■ What the task requires ■
Transcribe all the records exactly and omit any images they hold.

--- start ---

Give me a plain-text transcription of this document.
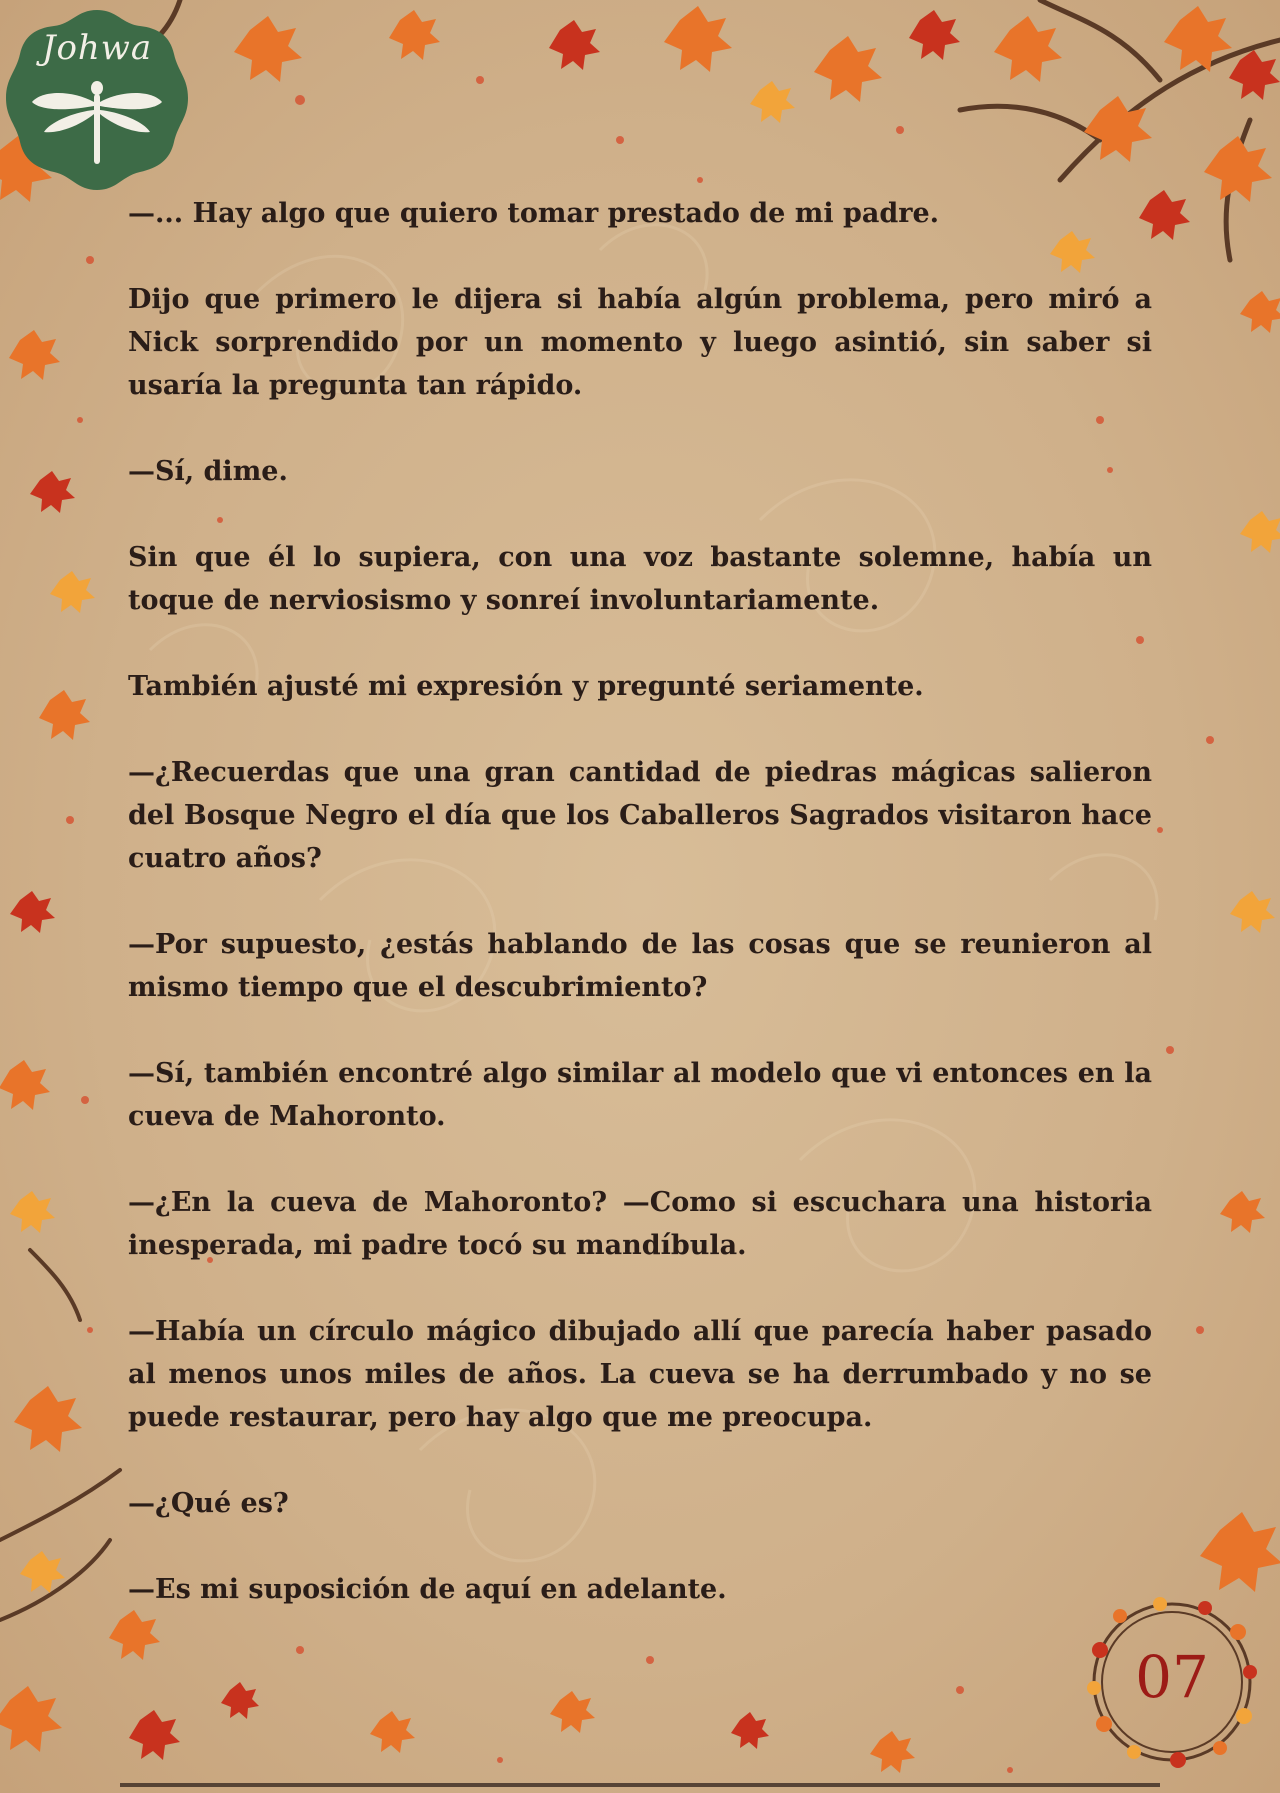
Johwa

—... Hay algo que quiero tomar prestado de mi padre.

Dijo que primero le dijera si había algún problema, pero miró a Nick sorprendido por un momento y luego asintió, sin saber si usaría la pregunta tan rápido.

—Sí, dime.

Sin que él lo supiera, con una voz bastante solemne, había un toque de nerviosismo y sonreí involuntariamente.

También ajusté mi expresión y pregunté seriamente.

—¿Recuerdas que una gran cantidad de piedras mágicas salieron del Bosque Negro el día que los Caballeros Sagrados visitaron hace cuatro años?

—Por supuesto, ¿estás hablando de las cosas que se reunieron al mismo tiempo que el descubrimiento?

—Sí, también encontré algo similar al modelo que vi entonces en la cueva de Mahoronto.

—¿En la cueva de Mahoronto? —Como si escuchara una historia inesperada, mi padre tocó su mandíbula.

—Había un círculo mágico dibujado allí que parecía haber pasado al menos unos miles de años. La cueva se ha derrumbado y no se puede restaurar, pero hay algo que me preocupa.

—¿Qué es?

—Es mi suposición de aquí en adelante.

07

--- end ---

■ Written solution ■
Give me a plain-text transcription of this document.
Johwa

—... Hay algo que quiero tomar prestado de mi padre.

Dijo que primero le dijera si había algún problema, pero miró a Nick sorprendido por un momento y luego asintió, sin saber si usaría la pregunta tan rápido.

—Sí, dime.

Sin que él lo supiera, con una voz bastante solemne, había un toque de nerviosismo y sonreí involuntariamente.

También ajusté mi expresión y pregunté seriamente.

—¿Recuerdas que una gran cantidad de piedras mágicas salieron del Bosque Negro el día que los Caballeros Sagrados visitaron hace cuatro años?

—Por supuesto, ¿estás hablando de las cosas que se reunieron al mismo tiempo que el descubrimiento?

—Sí, también encontré algo similar al modelo que vi entonces en la cueva de Mahoronto.

—¿En la cueva de Mahoronto? —Como si escuchara una historia inesperada, mi padre tocó su mandíbula.

—Había un círculo mágico dibujado allí que parecía haber pasado al menos unos miles de años. La cueva se ha derrumbado y no se puede restaurar, pero hay algo que me preocupa.

—¿Qué es?

—Es mi suposición de aquí en adelante.

07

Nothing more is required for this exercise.